**Exercise**. Extract all data as written.

[Collection entries]

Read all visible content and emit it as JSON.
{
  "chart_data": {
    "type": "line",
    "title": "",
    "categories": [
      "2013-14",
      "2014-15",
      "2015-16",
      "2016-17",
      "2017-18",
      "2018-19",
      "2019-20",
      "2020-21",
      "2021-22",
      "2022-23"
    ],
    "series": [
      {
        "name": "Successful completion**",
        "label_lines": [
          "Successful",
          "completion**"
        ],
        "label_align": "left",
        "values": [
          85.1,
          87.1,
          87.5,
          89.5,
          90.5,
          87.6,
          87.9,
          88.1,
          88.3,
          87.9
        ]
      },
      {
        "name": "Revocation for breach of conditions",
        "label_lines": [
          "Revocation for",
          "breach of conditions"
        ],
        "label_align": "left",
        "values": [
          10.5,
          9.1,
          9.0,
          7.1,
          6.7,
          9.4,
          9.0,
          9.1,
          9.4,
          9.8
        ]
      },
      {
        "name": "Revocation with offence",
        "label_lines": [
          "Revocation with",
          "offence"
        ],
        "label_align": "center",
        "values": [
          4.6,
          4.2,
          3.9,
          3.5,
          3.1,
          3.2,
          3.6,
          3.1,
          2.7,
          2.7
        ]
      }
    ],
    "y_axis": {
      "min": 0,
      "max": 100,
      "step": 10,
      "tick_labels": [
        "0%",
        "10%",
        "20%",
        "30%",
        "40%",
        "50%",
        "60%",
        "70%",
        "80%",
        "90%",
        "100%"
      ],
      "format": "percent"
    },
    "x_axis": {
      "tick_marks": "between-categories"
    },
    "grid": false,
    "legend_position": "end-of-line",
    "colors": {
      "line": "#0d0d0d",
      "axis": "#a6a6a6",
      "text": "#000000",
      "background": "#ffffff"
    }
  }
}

**Expected output**.
Read all visible content and emit it as JSON.
{
  "chart_data": {
    "type": "line",
    "title": "",
    "categories": [
      "2013-14",
      "2014-15",
      "2015-16",
      "2016-17",
      "2017-18",
      "2018-19",
      "2019-20",
      "2020-21",
      "2021-22",
      "2022-23"
    ],
    "series": [
      {
        "name": "Successful completion**",
        "label_lines": [
          "Successful",
          "completion**"
        ],
        "label_align": "left",
        "values": [
          85.1,
          87.1,
          87.5,
          89.5,
          90.5,
          87.6,
          87.9,
          88.1,
          88.3,
          87.9
        ]
      },
      {
        "name": "Revocation for breach of conditions",
        "label_lines": [
          "Revocation for",
          "breach of conditions"
        ],
        "label_align": "left",
        "values": [
          10.5,
          9.1,
          9.0,
          7.1,
          6.7,
          9.4,
          9.0,
          9.1,
          9.4,
          9.8
        ]
      },
      {
        "name": "Revocation with offence",
        "label_lines": [
          "Revocation with",
          "offence"
        ],
        "label_align": "center",
        "values": [
          4.6,
          4.2,
          3.9,
          3.5,
          3.1,
          3.2,
          3.6,
          3.1,
          2.7,
          2.7
        ]
      }
    ],
    "y_axis": {
      "min": 0,
      "max": 100,
      "step": 10,
      "tick_labels": [
        "0%",
        "10%",
        "20%",
        "30%",
        "40%",
        "50%",
        "60%",
        "70%",
        "80%",
        "90%",
        "100%"
      ],
      "format": "percent"
    },
    "x_axis": {
      "tick_marks": "between-categories"
    },
    "grid": false,
    "legend_position": "end-of-line",
    "colors": {
      "line": "#0d0d0d",
      "axis": "#a6a6a6",
      "text": "#000000",
      "background": "#ffffff"
    }
  }
}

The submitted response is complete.